DIRECTION:
Exactly reproduce each entry, leaving out nothing.

INFORMATION SHOWN:
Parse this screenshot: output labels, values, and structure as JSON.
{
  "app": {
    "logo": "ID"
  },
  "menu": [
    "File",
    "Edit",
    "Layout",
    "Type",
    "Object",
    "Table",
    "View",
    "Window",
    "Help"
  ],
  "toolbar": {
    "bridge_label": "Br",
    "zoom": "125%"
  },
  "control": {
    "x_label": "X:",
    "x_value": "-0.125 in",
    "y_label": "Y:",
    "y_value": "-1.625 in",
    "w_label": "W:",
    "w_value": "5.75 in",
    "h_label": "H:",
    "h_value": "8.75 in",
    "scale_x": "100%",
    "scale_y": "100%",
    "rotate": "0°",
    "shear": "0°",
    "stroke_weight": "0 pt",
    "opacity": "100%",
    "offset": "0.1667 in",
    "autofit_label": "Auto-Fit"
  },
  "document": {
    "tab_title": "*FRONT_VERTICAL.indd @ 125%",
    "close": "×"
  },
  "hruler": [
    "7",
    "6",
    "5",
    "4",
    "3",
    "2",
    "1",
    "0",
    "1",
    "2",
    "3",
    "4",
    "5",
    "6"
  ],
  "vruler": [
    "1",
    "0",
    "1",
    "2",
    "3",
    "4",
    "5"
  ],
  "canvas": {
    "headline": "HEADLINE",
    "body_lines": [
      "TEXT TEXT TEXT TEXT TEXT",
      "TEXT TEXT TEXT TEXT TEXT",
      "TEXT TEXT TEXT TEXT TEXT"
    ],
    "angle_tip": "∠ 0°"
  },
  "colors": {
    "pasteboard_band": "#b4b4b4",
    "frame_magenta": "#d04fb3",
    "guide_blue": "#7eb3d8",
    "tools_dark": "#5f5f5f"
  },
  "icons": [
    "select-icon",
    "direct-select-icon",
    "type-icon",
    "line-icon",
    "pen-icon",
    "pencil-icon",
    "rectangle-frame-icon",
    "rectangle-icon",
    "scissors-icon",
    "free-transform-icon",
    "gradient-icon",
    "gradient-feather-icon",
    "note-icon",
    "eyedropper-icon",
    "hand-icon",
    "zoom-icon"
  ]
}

COMPLETED EXERCISE:
Parse this screenshot: output labels, values, and structure as JSON.
{
  "app": {
    "logo": "ID"
  },
  "menu": [
    "File",
    "Edit",
    "Layout",
    "Type",
    "Object",
    "Table",
    "View",
    "Window",
    "Help"
  ],
  "toolbar": {
    "bridge_label": "Br",
    "zoom": "125%"
  },
  "control": {
    "x_label": "X:",
    "x_value": "-0.125 in",
    "y_label": "Y:",
    "y_value": "-1.625 in",
    "w_label": "W:",
    "w_value": "5.75 in",
    "h_label": "H:",
    "h_value": "8.75 in",
    "scale_x": "100%",
    "scale_y": "100%",
    "rotate": "0°",
    "shear": "0°",
    "stroke_weight": "0 pt",
    "opacity": "100%",
    "offset": "0.1667 in",
    "autofit_label": "Auto-Fit"
  },
  "document": {
    "tab_title": "*FRONT_VERTICAL.indd @ 125%",
    "close": "×"
  },
  "hruler": [
    "7",
    "6",
    "5",
    "4",
    "3",
    "2",
    "1",
    "0",
    "1",
    "2",
    "3",
    "4",
    "5",
    "6"
  ],
  "vruler": [
    "1",
    "0",
    "1",
    "2",
    "3",
    "4",
    "5"
  ],
  "canvas": {
    "headline": "HEADLINE",
    "body_lines": [
      "TEXT TEXT TEXT TEXT TEXT",
      "TEXT TEXT TEXT TEXT TEXT",
      "TEXT TEXT TEXT TEXT TEXT"
    ],
    "angle_tip": "∠ 0°"
  },
  "colors": {
    "pasteboard_band": "#b4b4b4",
    "frame_magenta": "#d04fb3",
    "guide_blue": "#7eb3d8",
    "tools_dark": "#5f5f5f"
  },
  "icons": [
    "select-icon",
    "direct-select-icon",
    "type-icon",
    "line-icon",
    "pen-icon",
    "pencil-icon",
    "rectangle-frame-icon",
    "rectangle-icon",
    "scissors-icon",
    "free-transform-icon",
    "gradient-icon",
    "gradient-feather-icon",
    "note-icon",
    "eyedropper-icon",
    "hand-icon",
    "zoom-icon"
  ]
}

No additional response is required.